Written request:
Copy out every line of the records where the string "Sever" occurs.

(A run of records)
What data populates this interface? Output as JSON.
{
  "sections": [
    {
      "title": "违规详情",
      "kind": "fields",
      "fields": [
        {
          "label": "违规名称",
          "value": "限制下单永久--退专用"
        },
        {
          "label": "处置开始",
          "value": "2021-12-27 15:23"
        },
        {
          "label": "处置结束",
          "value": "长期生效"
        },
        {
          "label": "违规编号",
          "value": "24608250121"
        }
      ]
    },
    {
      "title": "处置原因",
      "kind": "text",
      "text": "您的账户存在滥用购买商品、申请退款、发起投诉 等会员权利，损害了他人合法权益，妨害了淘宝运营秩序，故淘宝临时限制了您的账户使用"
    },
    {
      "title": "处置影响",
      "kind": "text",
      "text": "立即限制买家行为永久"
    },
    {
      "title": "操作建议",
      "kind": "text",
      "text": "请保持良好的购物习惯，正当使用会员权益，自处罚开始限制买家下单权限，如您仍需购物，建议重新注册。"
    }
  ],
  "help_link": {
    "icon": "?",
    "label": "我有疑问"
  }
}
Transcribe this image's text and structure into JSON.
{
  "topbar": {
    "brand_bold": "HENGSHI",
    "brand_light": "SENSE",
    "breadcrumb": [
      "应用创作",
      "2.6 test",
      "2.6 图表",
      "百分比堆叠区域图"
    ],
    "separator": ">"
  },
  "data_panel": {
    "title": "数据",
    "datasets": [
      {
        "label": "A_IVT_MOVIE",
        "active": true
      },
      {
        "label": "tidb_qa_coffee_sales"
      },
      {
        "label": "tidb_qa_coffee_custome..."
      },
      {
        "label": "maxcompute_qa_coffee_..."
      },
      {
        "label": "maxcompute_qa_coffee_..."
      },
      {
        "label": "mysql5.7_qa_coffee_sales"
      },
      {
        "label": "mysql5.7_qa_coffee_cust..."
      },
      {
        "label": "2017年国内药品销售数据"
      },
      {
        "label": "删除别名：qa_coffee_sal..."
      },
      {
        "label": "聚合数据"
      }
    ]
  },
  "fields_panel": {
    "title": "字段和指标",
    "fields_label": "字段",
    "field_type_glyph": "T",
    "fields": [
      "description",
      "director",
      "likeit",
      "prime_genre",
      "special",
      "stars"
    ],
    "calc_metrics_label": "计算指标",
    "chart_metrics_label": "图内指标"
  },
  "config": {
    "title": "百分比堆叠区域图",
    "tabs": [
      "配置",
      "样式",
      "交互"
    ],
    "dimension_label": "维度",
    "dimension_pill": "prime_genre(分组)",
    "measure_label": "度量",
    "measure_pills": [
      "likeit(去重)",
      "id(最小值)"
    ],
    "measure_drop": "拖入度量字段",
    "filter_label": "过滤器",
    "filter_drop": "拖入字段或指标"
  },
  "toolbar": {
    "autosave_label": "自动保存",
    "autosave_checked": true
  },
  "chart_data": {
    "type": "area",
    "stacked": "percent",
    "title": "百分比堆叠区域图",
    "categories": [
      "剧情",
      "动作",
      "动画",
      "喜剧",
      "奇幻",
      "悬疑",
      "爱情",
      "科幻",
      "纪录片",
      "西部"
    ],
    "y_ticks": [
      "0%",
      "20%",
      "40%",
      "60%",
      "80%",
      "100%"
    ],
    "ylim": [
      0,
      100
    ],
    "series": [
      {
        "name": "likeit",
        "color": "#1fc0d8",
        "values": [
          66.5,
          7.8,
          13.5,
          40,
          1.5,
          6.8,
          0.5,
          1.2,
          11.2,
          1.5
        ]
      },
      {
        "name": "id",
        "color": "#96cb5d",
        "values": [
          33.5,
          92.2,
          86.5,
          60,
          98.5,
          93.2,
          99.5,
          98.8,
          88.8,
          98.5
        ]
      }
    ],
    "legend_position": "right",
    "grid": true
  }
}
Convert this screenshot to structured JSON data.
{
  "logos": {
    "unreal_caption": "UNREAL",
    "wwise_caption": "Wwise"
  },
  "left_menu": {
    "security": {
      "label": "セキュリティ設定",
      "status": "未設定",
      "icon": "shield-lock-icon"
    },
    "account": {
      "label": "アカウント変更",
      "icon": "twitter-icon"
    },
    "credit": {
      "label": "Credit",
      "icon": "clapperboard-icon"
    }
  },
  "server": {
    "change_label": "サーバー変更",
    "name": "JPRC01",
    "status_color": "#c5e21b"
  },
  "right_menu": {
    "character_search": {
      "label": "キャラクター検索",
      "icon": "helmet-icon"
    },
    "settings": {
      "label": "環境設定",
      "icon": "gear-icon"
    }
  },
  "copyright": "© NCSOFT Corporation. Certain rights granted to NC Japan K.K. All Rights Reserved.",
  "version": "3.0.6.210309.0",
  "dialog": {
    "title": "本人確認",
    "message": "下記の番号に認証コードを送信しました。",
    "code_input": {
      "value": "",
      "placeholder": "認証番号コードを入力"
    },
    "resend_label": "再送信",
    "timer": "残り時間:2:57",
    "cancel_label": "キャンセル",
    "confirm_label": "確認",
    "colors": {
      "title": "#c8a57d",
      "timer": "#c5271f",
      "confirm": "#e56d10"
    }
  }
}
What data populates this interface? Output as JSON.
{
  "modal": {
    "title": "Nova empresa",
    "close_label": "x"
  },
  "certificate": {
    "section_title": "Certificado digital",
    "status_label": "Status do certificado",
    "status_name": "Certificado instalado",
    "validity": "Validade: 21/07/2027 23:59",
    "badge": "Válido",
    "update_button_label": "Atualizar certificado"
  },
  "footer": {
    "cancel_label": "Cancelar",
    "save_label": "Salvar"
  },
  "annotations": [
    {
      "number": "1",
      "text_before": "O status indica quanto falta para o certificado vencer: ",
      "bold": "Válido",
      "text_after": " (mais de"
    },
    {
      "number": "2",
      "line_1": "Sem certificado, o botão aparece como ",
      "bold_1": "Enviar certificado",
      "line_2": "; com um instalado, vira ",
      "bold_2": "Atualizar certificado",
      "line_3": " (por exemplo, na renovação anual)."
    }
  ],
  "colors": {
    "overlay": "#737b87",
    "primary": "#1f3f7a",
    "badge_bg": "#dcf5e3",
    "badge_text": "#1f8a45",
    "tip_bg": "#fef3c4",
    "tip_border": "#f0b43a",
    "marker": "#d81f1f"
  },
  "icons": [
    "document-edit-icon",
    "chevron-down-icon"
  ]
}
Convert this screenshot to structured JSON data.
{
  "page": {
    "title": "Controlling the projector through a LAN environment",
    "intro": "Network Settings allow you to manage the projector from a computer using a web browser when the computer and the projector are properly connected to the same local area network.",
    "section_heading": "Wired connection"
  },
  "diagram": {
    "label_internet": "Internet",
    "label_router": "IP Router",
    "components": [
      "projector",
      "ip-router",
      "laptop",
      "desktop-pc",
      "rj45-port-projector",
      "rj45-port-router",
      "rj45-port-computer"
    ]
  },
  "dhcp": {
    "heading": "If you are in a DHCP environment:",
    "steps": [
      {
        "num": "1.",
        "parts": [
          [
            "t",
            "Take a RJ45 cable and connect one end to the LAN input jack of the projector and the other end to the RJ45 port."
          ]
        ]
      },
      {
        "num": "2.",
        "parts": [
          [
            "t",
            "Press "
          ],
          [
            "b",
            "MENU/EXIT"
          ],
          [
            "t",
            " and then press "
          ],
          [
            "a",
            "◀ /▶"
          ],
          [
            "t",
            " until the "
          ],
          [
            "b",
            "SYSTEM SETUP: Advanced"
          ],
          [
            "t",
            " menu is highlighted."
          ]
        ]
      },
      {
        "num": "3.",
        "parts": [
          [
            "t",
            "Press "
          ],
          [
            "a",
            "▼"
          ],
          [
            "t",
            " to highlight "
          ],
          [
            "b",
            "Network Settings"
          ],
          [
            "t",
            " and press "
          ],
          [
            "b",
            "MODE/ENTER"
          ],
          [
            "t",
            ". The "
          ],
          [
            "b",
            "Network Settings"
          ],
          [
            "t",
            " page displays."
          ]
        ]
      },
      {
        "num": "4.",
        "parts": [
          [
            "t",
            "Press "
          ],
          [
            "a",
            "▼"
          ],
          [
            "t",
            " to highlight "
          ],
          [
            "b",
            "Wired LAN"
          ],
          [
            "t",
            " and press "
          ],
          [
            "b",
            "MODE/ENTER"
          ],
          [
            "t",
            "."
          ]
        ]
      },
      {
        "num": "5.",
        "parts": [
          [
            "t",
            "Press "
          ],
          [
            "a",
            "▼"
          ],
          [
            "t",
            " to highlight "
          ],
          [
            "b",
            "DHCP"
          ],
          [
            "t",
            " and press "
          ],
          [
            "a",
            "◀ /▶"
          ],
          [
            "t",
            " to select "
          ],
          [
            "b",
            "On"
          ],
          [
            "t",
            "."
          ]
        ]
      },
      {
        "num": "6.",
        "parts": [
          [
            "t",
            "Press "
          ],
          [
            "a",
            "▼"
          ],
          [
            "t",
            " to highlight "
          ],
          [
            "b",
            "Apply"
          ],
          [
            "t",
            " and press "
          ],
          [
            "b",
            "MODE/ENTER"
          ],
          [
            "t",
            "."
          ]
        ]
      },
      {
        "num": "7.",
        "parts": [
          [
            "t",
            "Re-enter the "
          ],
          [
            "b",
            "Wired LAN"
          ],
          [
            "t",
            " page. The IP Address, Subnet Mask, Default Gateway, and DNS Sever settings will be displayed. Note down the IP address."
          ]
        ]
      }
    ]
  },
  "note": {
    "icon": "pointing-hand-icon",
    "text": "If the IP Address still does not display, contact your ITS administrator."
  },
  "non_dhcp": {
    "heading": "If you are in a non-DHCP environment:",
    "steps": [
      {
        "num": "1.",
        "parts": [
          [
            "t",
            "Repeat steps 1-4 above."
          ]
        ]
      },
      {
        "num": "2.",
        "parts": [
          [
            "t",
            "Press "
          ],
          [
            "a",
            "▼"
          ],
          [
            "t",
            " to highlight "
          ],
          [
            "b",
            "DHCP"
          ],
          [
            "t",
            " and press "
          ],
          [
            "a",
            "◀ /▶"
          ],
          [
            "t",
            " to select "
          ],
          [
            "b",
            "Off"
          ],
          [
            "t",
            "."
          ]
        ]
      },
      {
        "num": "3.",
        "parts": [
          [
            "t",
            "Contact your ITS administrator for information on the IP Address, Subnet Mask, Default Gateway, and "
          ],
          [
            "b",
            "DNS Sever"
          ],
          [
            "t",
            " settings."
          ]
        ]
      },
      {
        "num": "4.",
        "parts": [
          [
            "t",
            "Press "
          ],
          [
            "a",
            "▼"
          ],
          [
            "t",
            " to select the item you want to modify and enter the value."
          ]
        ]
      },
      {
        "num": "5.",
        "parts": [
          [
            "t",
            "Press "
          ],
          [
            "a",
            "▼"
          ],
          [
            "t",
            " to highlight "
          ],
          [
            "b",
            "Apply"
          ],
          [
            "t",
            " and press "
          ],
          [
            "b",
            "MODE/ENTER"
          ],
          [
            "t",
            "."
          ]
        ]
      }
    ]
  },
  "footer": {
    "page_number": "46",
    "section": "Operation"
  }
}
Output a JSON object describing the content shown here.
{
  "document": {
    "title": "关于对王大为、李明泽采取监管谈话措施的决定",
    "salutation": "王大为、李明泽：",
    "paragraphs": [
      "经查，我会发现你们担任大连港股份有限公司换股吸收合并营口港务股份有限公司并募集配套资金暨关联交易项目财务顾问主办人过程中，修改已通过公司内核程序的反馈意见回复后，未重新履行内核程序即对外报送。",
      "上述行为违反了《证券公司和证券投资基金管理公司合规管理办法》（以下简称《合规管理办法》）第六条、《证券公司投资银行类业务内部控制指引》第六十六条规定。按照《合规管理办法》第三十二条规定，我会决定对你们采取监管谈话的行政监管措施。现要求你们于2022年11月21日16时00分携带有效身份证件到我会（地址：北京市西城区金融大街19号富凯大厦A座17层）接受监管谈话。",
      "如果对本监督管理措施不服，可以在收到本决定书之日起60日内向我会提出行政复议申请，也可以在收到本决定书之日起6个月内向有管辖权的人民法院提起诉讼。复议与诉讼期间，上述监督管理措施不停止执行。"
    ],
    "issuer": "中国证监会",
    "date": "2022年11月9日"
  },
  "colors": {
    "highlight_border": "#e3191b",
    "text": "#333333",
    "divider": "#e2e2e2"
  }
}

The answer:
            " page. The IP Address, Subnet Mask, Default Gateway, and DNS Sever settings will be displayed. Note down the IP address."
            "DNS Sever"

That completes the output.